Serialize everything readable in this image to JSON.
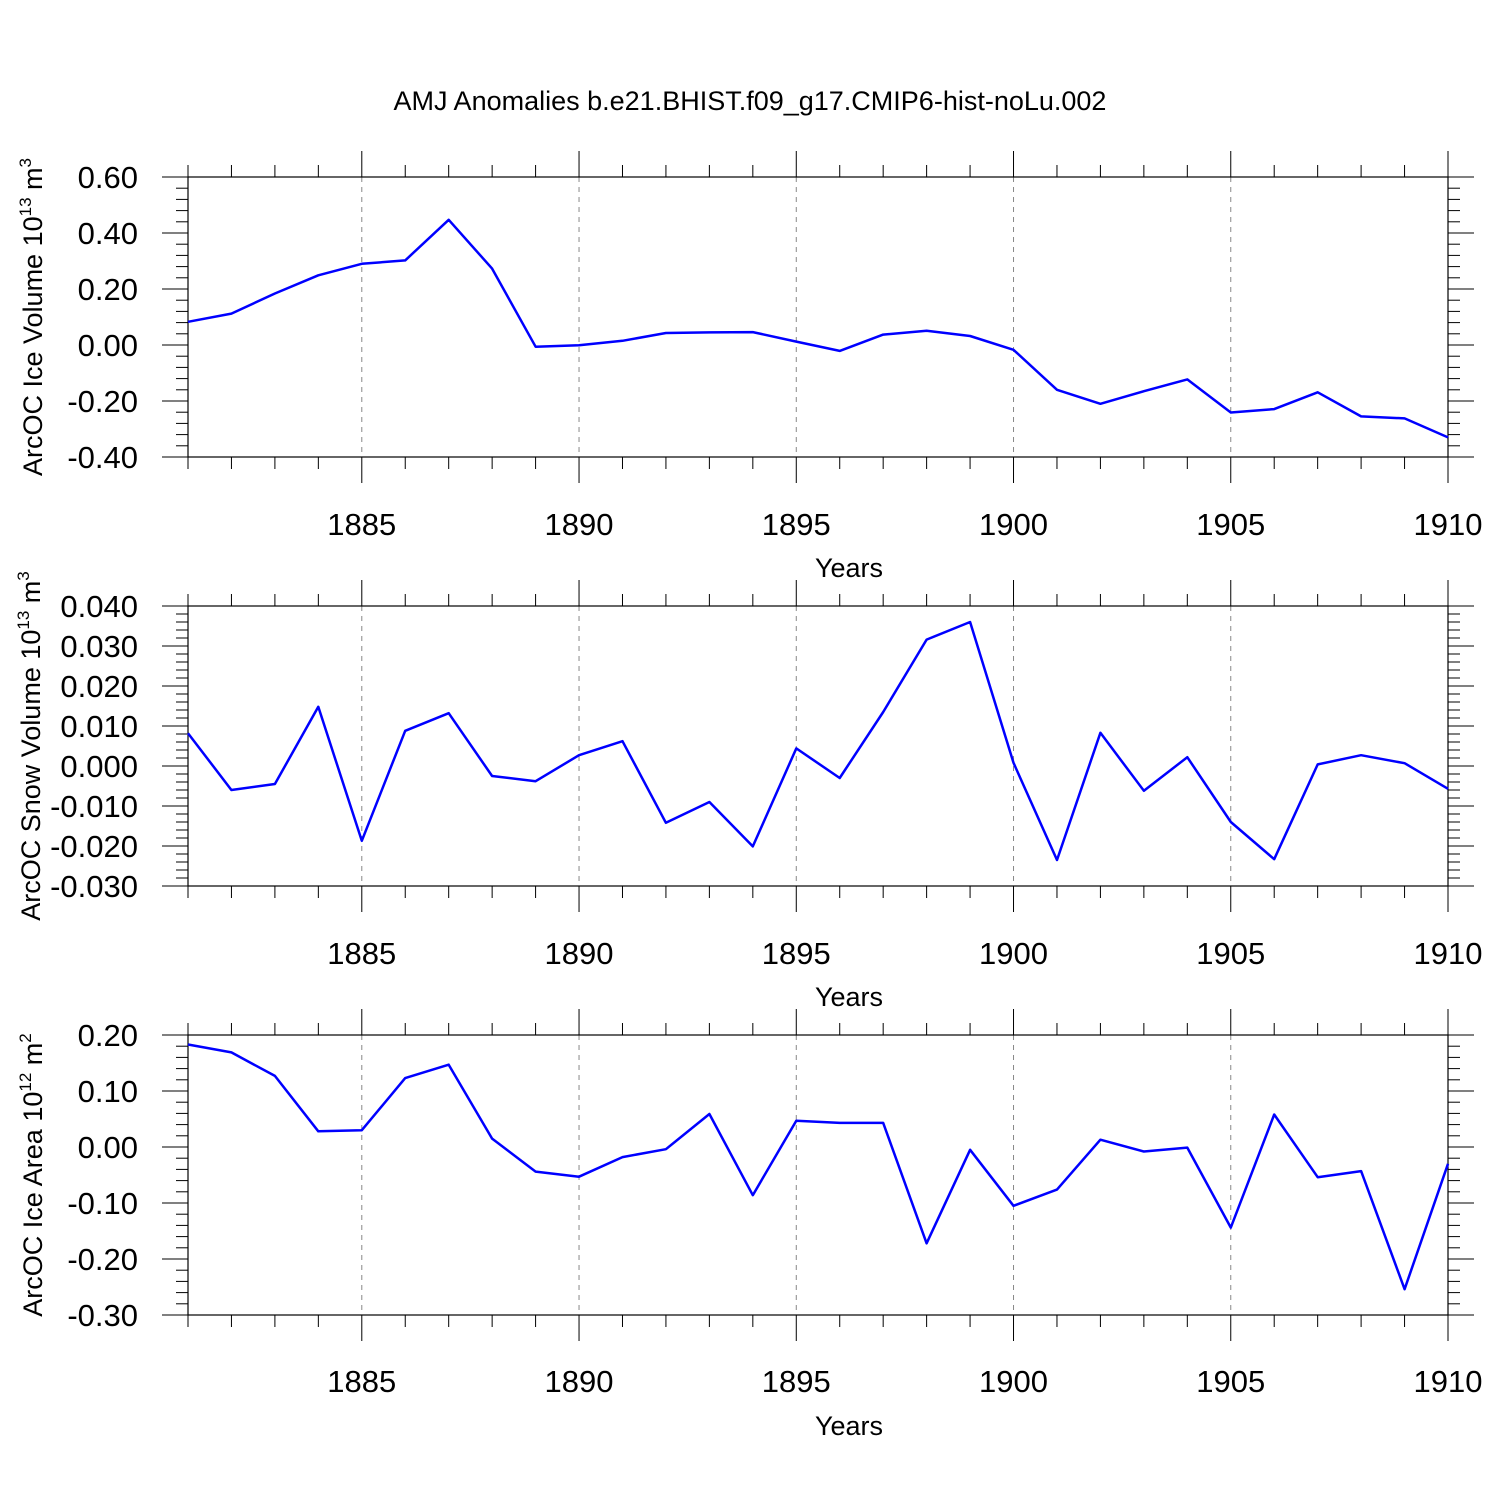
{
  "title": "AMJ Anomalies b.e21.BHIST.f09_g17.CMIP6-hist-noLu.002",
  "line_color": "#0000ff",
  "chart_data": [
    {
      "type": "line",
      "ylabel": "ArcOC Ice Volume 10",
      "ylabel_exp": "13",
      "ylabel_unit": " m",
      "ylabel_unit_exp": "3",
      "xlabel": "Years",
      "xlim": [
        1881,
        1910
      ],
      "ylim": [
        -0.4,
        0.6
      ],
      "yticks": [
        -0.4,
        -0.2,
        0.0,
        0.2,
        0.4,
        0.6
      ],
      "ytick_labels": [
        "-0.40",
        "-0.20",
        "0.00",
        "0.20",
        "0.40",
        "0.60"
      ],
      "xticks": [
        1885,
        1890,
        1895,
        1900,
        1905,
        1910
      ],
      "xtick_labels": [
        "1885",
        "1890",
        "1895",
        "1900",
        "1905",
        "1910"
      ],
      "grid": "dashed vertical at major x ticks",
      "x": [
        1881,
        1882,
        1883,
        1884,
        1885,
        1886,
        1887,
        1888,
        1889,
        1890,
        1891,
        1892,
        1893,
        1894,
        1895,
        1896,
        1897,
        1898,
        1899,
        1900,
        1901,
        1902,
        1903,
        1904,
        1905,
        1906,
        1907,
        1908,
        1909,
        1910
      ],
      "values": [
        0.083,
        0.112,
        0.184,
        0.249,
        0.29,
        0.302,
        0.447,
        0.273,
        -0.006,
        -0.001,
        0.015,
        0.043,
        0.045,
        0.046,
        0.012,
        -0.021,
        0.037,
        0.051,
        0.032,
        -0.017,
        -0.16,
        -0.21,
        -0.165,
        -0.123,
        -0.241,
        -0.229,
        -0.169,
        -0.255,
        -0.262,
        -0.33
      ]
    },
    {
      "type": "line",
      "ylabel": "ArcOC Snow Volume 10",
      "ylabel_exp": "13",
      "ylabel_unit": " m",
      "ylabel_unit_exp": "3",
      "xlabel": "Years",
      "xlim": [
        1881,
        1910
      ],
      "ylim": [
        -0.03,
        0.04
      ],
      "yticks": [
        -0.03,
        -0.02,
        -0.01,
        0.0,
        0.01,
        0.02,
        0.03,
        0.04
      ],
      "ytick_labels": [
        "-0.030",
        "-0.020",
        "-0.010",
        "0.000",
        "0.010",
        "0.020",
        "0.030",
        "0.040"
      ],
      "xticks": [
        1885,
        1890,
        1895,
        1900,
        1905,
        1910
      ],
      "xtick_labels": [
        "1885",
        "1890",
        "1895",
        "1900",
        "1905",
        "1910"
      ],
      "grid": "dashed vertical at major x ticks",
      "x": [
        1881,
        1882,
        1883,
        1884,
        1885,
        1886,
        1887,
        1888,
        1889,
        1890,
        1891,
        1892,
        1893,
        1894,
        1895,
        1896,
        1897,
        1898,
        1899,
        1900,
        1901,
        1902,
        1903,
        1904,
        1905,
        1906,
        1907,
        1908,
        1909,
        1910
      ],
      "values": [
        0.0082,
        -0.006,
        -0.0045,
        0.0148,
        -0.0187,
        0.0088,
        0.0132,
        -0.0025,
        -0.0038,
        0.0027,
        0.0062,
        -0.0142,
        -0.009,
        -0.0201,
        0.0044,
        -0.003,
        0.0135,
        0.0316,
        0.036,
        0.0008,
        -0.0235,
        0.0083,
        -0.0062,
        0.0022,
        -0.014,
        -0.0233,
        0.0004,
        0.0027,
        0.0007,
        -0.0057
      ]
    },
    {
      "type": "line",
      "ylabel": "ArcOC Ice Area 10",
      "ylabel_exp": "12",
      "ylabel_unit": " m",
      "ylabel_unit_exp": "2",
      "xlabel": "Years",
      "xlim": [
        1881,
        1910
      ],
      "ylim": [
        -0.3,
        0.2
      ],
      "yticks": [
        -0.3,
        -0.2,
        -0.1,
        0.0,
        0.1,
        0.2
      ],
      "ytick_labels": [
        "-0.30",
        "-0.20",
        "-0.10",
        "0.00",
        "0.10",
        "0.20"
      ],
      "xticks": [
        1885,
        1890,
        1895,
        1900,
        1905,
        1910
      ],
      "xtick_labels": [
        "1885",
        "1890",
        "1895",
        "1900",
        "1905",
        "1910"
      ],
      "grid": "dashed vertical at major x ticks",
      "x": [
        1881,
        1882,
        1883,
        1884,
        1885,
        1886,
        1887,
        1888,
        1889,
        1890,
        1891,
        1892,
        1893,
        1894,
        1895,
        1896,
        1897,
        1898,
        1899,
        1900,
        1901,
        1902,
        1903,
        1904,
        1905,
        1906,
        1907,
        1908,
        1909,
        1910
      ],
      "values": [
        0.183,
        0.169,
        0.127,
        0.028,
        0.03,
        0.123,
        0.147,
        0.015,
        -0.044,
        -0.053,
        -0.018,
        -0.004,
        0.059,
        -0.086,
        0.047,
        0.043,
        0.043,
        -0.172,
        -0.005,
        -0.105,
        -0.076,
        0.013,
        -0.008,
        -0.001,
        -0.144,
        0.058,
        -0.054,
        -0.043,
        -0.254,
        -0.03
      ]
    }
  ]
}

___

| Description of the task |
Within the records above, how many lines include the word "Volume"? State the number by itself.

| Result |
2